What this task involves —
Copy every line of the listing exactly.

Records supplied —
• • • • •

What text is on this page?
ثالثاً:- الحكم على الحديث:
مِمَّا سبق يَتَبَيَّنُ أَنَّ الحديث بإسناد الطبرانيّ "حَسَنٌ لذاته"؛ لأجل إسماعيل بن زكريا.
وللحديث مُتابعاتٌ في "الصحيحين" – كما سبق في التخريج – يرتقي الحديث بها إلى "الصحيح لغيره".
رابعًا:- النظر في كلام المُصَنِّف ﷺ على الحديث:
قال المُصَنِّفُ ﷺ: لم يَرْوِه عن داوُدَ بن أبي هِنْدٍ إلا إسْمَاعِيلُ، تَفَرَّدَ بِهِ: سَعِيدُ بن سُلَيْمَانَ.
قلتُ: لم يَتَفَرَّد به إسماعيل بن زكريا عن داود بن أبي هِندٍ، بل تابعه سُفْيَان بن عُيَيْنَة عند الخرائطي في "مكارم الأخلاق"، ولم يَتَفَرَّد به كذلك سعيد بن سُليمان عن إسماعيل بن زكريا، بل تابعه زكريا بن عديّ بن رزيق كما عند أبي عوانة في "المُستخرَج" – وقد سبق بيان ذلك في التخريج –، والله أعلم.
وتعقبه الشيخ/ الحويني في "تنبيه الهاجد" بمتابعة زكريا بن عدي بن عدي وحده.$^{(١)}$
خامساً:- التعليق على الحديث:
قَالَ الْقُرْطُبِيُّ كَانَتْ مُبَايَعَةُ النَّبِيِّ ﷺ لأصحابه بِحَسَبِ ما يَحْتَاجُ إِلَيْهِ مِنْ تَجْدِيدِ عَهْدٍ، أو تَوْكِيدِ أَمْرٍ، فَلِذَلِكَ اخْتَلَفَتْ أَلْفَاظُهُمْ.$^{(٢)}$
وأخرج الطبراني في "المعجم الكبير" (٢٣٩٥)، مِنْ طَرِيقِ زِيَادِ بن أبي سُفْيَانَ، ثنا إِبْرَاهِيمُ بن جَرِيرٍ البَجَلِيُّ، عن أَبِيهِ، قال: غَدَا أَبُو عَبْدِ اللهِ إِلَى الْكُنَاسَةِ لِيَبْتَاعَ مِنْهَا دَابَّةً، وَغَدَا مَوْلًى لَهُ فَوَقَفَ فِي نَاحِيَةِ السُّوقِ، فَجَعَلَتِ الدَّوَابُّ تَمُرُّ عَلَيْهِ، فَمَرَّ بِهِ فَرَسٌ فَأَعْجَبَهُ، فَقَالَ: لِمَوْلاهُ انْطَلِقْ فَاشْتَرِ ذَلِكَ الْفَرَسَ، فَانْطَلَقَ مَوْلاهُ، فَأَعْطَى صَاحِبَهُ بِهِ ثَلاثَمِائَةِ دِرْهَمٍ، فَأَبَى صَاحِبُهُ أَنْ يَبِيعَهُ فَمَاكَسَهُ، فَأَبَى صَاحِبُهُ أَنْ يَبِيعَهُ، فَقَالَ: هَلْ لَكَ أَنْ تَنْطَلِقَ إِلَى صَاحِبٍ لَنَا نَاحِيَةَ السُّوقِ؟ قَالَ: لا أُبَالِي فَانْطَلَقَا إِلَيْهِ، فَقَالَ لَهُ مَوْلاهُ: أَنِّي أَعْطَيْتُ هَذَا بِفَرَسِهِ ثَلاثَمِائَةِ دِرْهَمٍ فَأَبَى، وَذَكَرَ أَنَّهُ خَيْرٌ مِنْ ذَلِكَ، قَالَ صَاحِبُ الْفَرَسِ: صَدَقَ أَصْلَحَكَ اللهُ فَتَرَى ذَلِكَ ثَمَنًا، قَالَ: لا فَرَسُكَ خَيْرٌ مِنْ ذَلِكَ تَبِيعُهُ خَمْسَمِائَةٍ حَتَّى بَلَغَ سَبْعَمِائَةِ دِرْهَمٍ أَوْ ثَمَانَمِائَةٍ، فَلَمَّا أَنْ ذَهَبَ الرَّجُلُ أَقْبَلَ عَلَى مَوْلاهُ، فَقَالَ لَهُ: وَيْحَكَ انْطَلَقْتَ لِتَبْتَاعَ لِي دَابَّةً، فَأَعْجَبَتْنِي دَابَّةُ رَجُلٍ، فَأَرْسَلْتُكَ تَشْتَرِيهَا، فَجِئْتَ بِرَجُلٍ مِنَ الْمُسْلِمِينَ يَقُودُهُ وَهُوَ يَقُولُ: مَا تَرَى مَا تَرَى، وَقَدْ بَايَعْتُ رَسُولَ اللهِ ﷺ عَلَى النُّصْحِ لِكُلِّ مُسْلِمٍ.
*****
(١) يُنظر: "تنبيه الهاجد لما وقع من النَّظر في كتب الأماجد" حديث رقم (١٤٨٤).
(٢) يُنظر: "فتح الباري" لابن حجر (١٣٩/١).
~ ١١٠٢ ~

• • • • •

Problem solution —
What text is on this page?
ثالثاً:- الحكم على الحديث:
مِمَّا سبق يَتَبَيَّنُ أَنَّ الحديث بإسناد الطبرانيّ "حَسَنٌ لذاته"؛ لأجل إسماعيل بن زكريا.
وللحديث مُتابعاتٌ في "الصحيحين" – كما سبق في التخريج – يرتقي الحديث بها إلى "الصحيح لغيره".
رابعًا:- النظر في كلام المُصَنِّف ﷺ على الحديث:
قال المُصَنِّفُ ﷺ: لم يَرْوِه عن داوُدَ بن أبي هِنْدٍ إلا إسْمَاعِيلُ، تَفَرَّدَ بِهِ: سَعِيدُ بن سُلَيْمَانَ.
قلتُ: لم يَتَفَرَّد به إسماعيل بن زكريا عن داود بن أبي هِندٍ، بل تابعه سُفْيَان بن عُيَيْنَة عند الخرائطي في "مكارم الأخلاق"، ولم يَتَفَرَّد به كذلك سعيد بن سُليمان عن إسماعيل بن زكريا، بل تابعه زكريا بن عديّ بن رزيق كما عند أبي عوانة في "المُستخرَج" – وقد سبق بيان ذلك في التخريج –، والله أعلم.
وتعقبه الشيخ/ الحويني في "تنبيه الهاجد" بمتابعة زكريا بن عدي بن عدي وحده.$^{(١)}$
خامساً:- التعليق على الحديث:
قَالَ الْقُرْطُبِيُّ كَانَتْ مُبَايَعَةُ النَّبِيِّ ﷺ لأصحابه بِحَسَبِ ما يَحْتَاجُ إِلَيْهِ مِنْ تَجْدِيدِ عَهْدٍ، أو تَوْكِيدِ أَمْرٍ، فَلِذَلِكَ اخْتَلَفَتْ أَلْفَاظُهُمْ.$^{(٢)}$
وأخرج الطبراني في "المعجم الكبير" (٢٣٩٥)، مِنْ طَرِيقِ زِيَادِ بن أبي سُفْيَانَ، ثنا إِبْرَاهِيمُ بن جَرِيرٍ البَجَلِيُّ، عن أَبِيهِ، قال: غَدَا أَبُو عَبْدِ اللهِ إِلَى الْكُنَاسَةِ لِيَبْتَاعَ مِنْهَا دَابَّةً، وَغَدَا مَوْلًى لَهُ فَوَقَفَ فِي نَاحِيَةِ السُّوقِ، فَجَعَلَتِ الدَّوَابُّ تَمُرُّ عَلَيْهِ، فَمَرَّ بِهِ فَرَسٌ فَأَعْجَبَهُ، فَقَالَ: لِمَوْلاهُ انْطَلِقْ فَاشْتَرِ ذَلِكَ الْفَرَسَ، فَانْطَلَقَ مَوْلاهُ، فَأَعْطَى صَاحِبَهُ بِهِ ثَلاثَمِائَةِ دِرْهَمٍ، فَأَبَى صَاحِبُهُ أَنْ يَبِيعَهُ فَمَاكَسَهُ، فَأَبَى صَاحِبُهُ أَنْ يَبِيعَهُ، فَقَالَ: هَلْ لَكَ أَنْ تَنْطَلِقَ إِلَى صَاحِبٍ لَنَا نَاحِيَةَ السُّوقِ؟ قَالَ: لا أُبَالِي فَانْطَلَقَا إِلَيْهِ، فَقَالَ لَهُ مَوْلاهُ: أَنِّي أَعْطَيْتُ هَذَا بِفَرَسِهِ ثَلاثَمِائَةِ دِرْهَمٍ فَأَبَى، وَذَكَرَ أَنَّهُ خَيْرٌ مِنْ ذَلِكَ، قَالَ صَاحِبُ الْفَرَسِ: صَدَقَ أَصْلَحَكَ اللهُ فَتَرَى ذَلِكَ ثَمَنًا، قَالَ: لا فَرَسُكَ خَيْرٌ مِنْ ذَلِكَ تَبِيعُهُ خَمْسَمِائَةٍ حَتَّى بَلَغَ سَبْعَمِائَةِ دِرْهَمٍ أَوْ ثَمَانَمِائَةٍ، فَلَمَّا أَنْ ذَهَبَ الرَّجُلُ أَقْبَلَ عَلَى مَوْلاهُ، فَقَالَ لَهُ: وَيْحَكَ انْطَلَقْتَ لِتَبْتَاعَ لِي دَابَّةً، فَأَعْجَبَتْنِي دَابَّةُ رَجُلٍ، فَأَرْسَلْتُكَ تَشْتَرِيهَا، فَجِئْتَ بِرَجُلٍ مِنَ الْمُسْلِمِينَ يَقُودُهُ وَهُوَ يَقُولُ: مَا تَرَى مَا تَرَى، وَقَدْ بَايَعْتُ رَسُولَ اللهِ ﷺ عَلَى النُّصْحِ لِكُلِّ مُسْلِمٍ.
*****
(١) يُنظر: "تنبيه الهاجد لما وقع من النَّظر في كتب الأماجد" حديث رقم (١٤٨٤).
(٢) يُنظر: "فتح الباري" لابن حجر (١٣٩/١).
~ ١١٠٢ ~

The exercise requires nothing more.